Task to complete — Find the string "起始状态" in the data, then copy every line where it is found.

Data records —
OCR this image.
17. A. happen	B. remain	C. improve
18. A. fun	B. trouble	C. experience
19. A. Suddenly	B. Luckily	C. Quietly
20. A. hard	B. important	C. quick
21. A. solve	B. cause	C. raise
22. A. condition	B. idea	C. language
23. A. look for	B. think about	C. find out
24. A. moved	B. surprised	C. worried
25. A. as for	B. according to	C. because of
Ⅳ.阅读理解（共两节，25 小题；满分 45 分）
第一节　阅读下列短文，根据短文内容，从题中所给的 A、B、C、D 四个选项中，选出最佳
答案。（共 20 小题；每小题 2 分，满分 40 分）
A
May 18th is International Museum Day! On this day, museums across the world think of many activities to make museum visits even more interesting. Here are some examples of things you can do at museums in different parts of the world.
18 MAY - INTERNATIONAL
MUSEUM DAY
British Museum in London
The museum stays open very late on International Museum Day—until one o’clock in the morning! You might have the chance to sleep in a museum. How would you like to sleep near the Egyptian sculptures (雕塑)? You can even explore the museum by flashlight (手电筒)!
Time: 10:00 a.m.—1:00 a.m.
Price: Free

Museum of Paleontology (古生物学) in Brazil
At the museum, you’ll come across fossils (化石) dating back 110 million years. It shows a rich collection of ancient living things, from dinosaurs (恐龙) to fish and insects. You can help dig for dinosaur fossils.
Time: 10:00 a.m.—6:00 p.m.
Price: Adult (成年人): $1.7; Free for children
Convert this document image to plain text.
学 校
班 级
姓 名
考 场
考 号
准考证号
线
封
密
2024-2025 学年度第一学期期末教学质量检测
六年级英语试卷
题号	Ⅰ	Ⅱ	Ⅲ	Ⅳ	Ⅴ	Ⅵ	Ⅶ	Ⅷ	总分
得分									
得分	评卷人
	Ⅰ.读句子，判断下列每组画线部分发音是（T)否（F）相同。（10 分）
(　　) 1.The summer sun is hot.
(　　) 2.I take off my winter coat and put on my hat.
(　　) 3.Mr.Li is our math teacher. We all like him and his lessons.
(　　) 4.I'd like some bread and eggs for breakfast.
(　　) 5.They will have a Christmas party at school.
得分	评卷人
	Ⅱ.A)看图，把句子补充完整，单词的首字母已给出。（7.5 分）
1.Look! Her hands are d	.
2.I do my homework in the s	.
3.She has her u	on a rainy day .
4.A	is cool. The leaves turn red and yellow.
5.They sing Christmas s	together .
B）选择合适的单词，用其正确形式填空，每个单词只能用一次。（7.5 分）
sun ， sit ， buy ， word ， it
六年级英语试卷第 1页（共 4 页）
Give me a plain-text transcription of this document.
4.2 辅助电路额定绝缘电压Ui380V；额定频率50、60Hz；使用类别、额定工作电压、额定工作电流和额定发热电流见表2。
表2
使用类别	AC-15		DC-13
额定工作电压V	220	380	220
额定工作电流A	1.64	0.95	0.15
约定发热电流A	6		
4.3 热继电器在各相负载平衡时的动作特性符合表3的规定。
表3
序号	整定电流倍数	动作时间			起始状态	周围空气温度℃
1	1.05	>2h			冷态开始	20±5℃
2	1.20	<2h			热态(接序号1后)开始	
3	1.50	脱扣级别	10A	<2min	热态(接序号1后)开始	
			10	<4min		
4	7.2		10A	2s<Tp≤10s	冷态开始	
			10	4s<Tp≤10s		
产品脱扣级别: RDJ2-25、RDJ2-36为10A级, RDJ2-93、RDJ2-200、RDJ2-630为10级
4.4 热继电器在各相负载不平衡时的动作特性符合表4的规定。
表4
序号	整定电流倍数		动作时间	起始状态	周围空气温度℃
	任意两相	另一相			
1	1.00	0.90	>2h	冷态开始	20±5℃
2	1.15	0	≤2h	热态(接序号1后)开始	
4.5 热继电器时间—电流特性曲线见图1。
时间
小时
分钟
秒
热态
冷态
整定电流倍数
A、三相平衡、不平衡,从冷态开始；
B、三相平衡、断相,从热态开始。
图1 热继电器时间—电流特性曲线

Expected answer —
序号	整定电流倍数	动作时间			起始状态	周围空气温度℃
序号	整定电流倍数		动作时间	起始状态	周围空气温度℃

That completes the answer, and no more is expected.